OBJECTIVE: Search the material below for the string "Gisele" and extract each line that has it.

>>>

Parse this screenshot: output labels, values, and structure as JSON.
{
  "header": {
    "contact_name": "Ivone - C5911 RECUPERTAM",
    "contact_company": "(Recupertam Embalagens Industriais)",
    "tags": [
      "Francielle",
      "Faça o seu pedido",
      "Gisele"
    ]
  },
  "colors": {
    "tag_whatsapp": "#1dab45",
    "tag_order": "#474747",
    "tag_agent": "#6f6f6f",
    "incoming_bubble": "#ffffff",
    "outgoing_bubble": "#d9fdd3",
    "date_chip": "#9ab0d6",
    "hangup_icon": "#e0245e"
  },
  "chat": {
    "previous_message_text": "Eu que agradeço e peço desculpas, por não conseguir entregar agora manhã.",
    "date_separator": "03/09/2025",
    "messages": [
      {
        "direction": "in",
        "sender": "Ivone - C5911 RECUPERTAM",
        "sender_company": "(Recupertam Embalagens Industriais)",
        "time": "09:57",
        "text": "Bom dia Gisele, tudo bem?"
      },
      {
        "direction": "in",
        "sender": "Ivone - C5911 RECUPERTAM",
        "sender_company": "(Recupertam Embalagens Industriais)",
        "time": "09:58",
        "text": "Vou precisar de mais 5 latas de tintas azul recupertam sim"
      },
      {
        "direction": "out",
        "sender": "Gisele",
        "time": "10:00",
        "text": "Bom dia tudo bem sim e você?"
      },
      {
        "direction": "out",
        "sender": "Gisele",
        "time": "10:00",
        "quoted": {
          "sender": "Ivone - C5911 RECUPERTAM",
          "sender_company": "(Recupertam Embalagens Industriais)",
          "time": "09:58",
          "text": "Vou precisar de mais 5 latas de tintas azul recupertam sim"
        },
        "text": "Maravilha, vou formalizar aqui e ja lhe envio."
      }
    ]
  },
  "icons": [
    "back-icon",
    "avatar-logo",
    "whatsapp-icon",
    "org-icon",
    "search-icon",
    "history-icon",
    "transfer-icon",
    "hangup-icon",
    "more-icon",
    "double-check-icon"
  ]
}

<<<

EXERCISE RESULT:
      "Gisele"
        "text": "Bom dia Gisele, tudo bem?"
        "sender": "Gisele",
        "sender": "Gisele",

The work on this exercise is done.